▸ Short problem:
Say how many lines contain "things", using only the number.

[Rows from a dataset]
•••••
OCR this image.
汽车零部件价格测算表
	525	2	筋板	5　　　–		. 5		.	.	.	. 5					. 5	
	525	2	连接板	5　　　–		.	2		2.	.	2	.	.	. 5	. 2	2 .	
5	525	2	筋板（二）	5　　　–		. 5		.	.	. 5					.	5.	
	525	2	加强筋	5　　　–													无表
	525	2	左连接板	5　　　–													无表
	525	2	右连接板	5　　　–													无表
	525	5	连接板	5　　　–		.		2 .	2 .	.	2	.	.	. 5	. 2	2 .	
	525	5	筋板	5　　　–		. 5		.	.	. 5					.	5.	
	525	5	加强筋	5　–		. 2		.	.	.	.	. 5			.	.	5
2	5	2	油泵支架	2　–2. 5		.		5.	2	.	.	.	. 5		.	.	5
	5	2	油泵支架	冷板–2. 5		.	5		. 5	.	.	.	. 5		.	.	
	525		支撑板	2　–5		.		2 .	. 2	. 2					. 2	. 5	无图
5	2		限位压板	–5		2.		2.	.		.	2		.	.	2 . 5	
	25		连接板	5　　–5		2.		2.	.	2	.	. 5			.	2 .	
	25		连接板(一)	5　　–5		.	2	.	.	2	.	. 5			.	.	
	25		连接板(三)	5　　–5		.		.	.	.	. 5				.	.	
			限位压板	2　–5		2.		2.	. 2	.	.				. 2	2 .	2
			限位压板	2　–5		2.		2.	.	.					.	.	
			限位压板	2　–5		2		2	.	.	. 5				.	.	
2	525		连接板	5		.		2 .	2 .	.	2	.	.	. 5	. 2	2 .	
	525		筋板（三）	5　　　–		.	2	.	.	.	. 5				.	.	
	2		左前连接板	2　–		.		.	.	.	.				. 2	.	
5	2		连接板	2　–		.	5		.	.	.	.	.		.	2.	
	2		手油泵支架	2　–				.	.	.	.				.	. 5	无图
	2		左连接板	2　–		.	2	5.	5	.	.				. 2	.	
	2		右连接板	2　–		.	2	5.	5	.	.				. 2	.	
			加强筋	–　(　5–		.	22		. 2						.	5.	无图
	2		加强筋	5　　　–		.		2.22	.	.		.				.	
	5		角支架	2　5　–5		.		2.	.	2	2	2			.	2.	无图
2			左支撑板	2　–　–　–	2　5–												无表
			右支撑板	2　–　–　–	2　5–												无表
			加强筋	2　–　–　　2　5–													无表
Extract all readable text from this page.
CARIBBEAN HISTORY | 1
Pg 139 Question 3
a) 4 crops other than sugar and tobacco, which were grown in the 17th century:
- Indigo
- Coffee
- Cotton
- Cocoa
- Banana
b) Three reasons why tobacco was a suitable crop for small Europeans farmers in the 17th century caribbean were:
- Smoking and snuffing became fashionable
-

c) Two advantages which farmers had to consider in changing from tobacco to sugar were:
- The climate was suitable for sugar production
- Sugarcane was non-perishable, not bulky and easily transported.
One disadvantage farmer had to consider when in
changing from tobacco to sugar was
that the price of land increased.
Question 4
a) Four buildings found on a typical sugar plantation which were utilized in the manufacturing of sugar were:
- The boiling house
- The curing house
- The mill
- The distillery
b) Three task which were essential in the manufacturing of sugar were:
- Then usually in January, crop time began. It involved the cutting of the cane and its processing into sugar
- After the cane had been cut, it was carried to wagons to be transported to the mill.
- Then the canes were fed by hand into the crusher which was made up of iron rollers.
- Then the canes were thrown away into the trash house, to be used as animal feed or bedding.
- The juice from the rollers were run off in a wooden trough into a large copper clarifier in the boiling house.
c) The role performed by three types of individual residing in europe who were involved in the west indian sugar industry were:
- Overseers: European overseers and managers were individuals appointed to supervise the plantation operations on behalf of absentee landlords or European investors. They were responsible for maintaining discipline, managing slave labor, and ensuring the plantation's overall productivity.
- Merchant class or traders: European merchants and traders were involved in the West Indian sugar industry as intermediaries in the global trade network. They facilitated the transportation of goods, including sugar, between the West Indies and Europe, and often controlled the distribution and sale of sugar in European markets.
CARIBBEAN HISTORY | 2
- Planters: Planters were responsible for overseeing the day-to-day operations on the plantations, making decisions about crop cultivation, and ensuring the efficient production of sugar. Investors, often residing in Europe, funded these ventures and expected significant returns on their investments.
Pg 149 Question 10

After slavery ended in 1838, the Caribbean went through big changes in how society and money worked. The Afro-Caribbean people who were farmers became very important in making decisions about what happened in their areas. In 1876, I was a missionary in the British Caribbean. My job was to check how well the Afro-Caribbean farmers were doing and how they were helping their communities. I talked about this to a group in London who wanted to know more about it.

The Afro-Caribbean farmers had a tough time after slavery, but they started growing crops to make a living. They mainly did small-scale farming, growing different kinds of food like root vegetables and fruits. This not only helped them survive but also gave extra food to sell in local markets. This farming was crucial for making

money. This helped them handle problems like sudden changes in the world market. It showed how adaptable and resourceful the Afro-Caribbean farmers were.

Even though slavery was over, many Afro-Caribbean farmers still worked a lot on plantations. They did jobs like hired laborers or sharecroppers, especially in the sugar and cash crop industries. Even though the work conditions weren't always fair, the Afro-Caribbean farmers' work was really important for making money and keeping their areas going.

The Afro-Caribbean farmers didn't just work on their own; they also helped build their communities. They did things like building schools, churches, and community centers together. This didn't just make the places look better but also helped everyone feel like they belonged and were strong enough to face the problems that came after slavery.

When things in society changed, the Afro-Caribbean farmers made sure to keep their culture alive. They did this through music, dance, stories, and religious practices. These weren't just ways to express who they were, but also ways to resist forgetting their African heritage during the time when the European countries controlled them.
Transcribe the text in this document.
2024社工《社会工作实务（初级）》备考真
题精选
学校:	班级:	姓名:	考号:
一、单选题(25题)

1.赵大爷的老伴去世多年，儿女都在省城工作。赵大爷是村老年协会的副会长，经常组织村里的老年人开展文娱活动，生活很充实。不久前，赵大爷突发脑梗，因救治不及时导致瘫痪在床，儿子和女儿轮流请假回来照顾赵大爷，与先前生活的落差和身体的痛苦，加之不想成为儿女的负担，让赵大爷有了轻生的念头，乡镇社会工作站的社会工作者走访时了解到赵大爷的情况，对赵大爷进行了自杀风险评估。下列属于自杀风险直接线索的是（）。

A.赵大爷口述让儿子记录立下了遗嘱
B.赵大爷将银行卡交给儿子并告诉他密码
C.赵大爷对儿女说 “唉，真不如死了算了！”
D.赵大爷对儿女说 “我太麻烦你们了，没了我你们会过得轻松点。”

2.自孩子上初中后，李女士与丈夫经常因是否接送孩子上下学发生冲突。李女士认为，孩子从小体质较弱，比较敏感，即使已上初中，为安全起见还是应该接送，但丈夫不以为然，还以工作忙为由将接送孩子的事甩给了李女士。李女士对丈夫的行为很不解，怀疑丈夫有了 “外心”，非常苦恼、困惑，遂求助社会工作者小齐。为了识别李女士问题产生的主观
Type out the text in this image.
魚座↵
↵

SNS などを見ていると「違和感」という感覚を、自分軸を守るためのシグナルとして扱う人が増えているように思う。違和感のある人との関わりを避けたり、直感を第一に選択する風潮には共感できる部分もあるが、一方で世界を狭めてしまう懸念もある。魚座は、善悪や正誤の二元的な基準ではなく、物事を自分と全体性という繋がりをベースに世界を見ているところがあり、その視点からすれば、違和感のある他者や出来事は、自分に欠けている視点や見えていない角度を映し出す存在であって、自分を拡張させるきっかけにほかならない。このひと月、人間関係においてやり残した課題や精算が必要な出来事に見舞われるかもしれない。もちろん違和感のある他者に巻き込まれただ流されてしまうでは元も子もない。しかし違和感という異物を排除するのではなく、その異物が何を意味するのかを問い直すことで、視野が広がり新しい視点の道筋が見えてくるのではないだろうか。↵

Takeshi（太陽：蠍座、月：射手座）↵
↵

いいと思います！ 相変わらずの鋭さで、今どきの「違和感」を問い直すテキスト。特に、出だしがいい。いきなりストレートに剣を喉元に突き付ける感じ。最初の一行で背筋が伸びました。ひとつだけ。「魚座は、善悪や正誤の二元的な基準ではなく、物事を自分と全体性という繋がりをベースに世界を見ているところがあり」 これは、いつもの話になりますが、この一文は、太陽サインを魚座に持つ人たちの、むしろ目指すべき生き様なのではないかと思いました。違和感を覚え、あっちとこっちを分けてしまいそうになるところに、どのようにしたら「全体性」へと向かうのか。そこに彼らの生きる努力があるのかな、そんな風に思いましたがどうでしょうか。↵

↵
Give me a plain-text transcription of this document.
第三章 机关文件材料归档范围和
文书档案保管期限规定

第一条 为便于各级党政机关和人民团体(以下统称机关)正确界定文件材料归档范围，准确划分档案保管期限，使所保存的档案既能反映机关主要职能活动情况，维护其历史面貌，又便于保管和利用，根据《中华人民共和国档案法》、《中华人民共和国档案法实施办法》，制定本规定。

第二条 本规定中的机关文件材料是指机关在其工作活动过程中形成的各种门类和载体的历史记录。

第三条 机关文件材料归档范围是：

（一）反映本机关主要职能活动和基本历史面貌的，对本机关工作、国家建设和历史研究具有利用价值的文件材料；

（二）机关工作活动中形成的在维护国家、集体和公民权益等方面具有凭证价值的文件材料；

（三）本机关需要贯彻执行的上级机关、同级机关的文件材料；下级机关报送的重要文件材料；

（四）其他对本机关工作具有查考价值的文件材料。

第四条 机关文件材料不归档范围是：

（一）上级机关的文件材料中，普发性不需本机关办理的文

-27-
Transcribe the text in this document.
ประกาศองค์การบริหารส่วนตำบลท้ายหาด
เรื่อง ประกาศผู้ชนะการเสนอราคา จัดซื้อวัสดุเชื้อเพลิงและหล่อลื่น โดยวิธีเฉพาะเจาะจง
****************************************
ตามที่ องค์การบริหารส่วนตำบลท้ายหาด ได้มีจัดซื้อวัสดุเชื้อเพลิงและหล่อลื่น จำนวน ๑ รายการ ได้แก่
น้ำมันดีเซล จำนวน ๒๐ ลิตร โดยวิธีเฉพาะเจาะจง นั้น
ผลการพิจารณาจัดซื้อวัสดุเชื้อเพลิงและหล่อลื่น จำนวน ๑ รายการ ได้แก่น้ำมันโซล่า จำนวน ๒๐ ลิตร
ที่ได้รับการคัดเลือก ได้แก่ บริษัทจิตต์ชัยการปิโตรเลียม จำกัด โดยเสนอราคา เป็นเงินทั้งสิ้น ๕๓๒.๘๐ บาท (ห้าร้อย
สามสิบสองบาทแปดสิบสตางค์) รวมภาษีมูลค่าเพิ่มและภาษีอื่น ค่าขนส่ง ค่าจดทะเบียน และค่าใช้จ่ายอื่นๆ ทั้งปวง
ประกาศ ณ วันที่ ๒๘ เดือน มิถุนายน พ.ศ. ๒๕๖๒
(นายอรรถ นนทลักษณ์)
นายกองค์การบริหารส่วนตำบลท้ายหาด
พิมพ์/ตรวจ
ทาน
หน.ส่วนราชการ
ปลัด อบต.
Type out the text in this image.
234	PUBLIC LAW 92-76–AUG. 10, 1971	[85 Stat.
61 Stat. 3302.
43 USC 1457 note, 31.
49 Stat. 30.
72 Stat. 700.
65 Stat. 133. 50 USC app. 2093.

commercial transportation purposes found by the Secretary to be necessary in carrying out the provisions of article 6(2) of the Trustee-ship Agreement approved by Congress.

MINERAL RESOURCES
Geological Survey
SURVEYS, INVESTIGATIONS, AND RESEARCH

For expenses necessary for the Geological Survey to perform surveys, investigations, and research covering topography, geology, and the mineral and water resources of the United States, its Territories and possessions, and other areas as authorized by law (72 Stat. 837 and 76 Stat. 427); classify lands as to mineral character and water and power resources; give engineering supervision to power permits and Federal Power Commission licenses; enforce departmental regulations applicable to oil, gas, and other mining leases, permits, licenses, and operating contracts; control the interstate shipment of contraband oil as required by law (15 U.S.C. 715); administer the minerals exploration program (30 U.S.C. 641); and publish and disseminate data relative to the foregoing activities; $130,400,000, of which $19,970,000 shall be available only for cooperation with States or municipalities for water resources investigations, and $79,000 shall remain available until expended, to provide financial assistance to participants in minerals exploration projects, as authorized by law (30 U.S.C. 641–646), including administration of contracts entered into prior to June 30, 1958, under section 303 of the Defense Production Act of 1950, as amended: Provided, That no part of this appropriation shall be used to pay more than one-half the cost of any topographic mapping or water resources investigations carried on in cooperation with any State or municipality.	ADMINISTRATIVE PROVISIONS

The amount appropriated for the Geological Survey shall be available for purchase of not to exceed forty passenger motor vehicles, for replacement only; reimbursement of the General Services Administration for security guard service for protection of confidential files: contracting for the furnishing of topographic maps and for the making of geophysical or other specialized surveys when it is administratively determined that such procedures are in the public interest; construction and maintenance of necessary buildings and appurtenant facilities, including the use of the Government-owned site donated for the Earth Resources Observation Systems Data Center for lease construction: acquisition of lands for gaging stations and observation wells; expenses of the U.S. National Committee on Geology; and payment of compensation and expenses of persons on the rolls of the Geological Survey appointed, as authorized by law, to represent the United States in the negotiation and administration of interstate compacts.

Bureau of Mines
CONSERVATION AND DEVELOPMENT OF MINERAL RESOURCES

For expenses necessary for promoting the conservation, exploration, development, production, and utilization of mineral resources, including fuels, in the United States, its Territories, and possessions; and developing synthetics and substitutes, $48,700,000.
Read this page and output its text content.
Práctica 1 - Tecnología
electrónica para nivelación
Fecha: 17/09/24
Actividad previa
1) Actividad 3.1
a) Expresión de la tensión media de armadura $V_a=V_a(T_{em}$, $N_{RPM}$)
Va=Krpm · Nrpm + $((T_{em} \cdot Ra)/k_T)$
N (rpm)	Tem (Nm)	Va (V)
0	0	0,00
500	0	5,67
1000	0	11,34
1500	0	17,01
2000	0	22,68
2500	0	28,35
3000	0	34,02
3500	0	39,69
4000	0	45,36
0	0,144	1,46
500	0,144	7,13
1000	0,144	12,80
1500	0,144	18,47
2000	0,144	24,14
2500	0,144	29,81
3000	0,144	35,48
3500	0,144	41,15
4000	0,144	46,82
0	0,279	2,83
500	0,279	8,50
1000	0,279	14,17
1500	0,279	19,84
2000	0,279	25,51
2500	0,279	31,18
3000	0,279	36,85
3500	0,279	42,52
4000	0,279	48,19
•••••
▸ The result:
2